Your instructions — Line by line, return everything in the listing exactly.

Data to use —
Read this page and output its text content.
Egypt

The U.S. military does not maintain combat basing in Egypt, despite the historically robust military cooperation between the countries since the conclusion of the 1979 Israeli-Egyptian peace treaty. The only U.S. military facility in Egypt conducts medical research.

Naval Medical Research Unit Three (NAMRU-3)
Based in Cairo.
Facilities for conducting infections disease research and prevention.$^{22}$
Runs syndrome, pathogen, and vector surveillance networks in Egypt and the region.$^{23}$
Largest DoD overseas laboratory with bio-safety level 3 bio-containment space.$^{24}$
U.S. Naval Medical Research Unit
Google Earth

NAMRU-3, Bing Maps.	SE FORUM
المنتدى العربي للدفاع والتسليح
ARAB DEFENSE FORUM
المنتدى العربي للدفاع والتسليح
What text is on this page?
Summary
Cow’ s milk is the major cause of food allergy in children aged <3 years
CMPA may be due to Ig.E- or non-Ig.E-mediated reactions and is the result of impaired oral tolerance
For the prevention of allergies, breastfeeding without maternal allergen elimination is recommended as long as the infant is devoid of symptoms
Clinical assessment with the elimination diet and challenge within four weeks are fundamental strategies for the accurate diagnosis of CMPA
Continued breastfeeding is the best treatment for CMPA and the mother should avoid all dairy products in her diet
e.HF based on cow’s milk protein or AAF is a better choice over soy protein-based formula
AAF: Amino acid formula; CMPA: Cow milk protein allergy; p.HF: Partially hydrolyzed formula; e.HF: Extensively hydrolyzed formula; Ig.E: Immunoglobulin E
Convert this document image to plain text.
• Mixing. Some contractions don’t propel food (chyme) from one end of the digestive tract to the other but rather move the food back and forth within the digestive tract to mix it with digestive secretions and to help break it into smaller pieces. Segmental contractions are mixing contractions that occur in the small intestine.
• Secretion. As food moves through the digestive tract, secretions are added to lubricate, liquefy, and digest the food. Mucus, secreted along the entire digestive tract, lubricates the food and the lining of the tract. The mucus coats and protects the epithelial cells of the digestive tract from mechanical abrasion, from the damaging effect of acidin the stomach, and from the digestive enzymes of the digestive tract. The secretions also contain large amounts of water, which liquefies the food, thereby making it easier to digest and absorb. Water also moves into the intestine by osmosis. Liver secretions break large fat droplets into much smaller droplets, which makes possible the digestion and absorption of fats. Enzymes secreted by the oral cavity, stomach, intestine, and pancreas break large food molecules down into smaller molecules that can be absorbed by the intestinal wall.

Your response —
Read this page and output its text content.
Egypt

The U.S. military does not maintain combat basing in Egypt, despite the historically robust military cooperation between the countries since the conclusion of the 1979 Israeli-Egyptian peace treaty. The only U.S. military facility in Egypt conducts medical research.

Naval Medical Research Unit Three (NAMRU-3)
Based in Cairo.
Facilities for conducting infections disease research and prevention.$^{22}$
Runs syndrome, pathogen, and vector surveillance networks in Egypt and the region.$^{23}$
Largest DoD overseas laboratory with bio-safety level 3 bio-containment space.$^{24}$
U.S. Naval Medical Research Unit
Google Earth

NAMRU-3, Bing Maps.	SE FORUM
المنتدى العربي للدفاع والتسليح
ARAB DEFENSE FORUM
المنتدى العربي للدفاع والتسليح
What text is on this page?
Summary
Cow’ s milk is the major cause of food allergy in children aged <3 years
CMPA may be due to Ig.E- or non-Ig.E-mediated reactions and is the result of impaired oral tolerance
For the prevention of allergies, breastfeeding without maternal allergen elimination is recommended as long as the infant is devoid of symptoms
Clinical assessment with the elimination diet and challenge within four weeks are fundamental strategies for the accurate diagnosis of CMPA
Continued breastfeeding is the best treatment for CMPA and the mother should avoid all dairy products in her diet
e.HF based on cow’s milk protein or AAF is a better choice over soy protein-based formula
AAF: Amino acid formula; CMPA: Cow milk protein allergy; p.HF: Partially hydrolyzed formula; e.HF: Extensively hydrolyzed formula; Ig.E: Immunoglobulin E
Convert this document image to plain text.
• Mixing. Some contractions don’t propel food (chyme) from one end of the digestive tract to the other but rather move the food back and forth within the digestive tract to mix it with digestive secretions and to help break it into smaller pieces. Segmental contractions are mixing contractions that occur in the small intestine.
• Secretion. As food moves through the digestive tract, secretions are added to lubricate, liquefy, and digest the food. Mucus, secreted along the entire digestive tract, lubricates the food and the lining of the tract. The mucus coats and protects the epithelial cells of the digestive tract from mechanical abrasion, from the damaging effect of acidin the stomach, and from the digestive enzymes of the digestive tract. The secretions also contain large amounts of water, which liquefies the food, thereby making it easier to digest and absorb. Water also moves into the intestine by osmosis. Liver secretions break large fat droplets into much smaller droplets, which makes possible the digestion and absorption of fats. Enzymes secreted by the oral cavity, stomach, intestine, and pancreas break large food molecules down into smaller molecules that can be absorbed by the intestinal wall.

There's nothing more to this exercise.